(DATA SUPPLIED)
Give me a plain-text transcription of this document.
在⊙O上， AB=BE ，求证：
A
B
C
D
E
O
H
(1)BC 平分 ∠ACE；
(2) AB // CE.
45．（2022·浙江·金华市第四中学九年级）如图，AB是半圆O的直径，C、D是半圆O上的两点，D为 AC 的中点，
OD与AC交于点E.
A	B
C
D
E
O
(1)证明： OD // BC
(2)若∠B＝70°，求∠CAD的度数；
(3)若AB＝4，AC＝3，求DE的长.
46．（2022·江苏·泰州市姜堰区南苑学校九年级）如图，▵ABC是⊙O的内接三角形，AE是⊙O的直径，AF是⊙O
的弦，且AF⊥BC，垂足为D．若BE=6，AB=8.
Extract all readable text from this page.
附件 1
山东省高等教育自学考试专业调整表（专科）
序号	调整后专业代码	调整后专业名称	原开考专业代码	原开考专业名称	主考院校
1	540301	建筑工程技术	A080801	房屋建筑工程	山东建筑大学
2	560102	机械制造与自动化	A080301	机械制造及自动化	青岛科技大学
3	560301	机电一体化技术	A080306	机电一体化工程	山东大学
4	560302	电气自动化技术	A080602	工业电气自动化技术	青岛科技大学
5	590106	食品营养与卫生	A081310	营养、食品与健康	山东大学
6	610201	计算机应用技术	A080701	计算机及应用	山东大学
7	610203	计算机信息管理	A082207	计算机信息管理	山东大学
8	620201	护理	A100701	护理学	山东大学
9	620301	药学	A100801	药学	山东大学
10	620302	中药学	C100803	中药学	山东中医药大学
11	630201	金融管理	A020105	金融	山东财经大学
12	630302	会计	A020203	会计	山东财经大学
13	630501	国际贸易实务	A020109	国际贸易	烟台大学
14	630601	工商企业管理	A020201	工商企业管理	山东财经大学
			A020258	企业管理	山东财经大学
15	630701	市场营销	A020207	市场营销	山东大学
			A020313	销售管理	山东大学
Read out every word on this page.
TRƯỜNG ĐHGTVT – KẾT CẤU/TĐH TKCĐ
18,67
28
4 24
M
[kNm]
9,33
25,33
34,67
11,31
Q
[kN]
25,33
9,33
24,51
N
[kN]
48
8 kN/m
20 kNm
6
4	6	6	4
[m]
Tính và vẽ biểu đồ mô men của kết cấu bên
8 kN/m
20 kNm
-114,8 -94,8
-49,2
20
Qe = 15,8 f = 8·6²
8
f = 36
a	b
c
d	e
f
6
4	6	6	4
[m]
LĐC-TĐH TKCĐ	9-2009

(GIVEN INSTRUCTION) Keep only the lines from the one containing "Extract all readable text from this page." to the end of the entries, and repeat them exactly.

(THE RESPONSE)
Extract all readable text from this page.
附件 1
山东省高等教育自学考试专业调整表（专科）
序号	调整后专业代码	调整后专业名称	原开考专业代码	原开考专业名称	主考院校
1	540301	建筑工程技术	A080801	房屋建筑工程	山东建筑大学
2	560102	机械制造与自动化	A080301	机械制造及自动化	青岛科技大学
3	560301	机电一体化技术	A080306	机电一体化工程	山东大学
4	560302	电气自动化技术	A080602	工业电气自动化技术	青岛科技大学
5	590106	食品营养与卫生	A081310	营养、食品与健康	山东大学
6	610201	计算机应用技术	A080701	计算机及应用	山东大学
7	610203	计算机信息管理	A082207	计算机信息管理	山东大学
8	620201	护理	A100701	护理学	山东大学
9	620301	药学	A100801	药学	山东大学
10	620302	中药学	C100803	中药学	山东中医药大学
11	630201	金融管理	A020105	金融	山东财经大学
12	630302	会计	A020203	会计	山东财经大学
13	630501	国际贸易实务	A020109	国际贸易	烟台大学
14	630601	工商企业管理	A020201	工商企业管理	山东财经大学
			A020258	企业管理	山东财经大学
15	630701	市场营销	A020207	市场营销	山东大学
			A020313	销售管理	山东大学
Read out every word on this page.
TRƯỜNG ĐHGTVT – KẾT CẤU/TĐH TKCĐ
18,67
28
4 24
M
[kNm]
9,33
25,33
34,67
11,31
Q
[kN]
25,33
9,33
24,51
N
[kN]
48
8 kN/m
20 kNm
6
4	6	6	4
[m]
Tính và vẽ biểu đồ mô men của kết cấu bên
8 kN/m
20 kNm
-114,8 -94,8
-49,2
20
Qe = 15,8 f = 8·6²
8
f = 36
a	b
c
d	e
f
6
4	6	6	4
[m]
LĐC-TĐH TKCĐ	9-2009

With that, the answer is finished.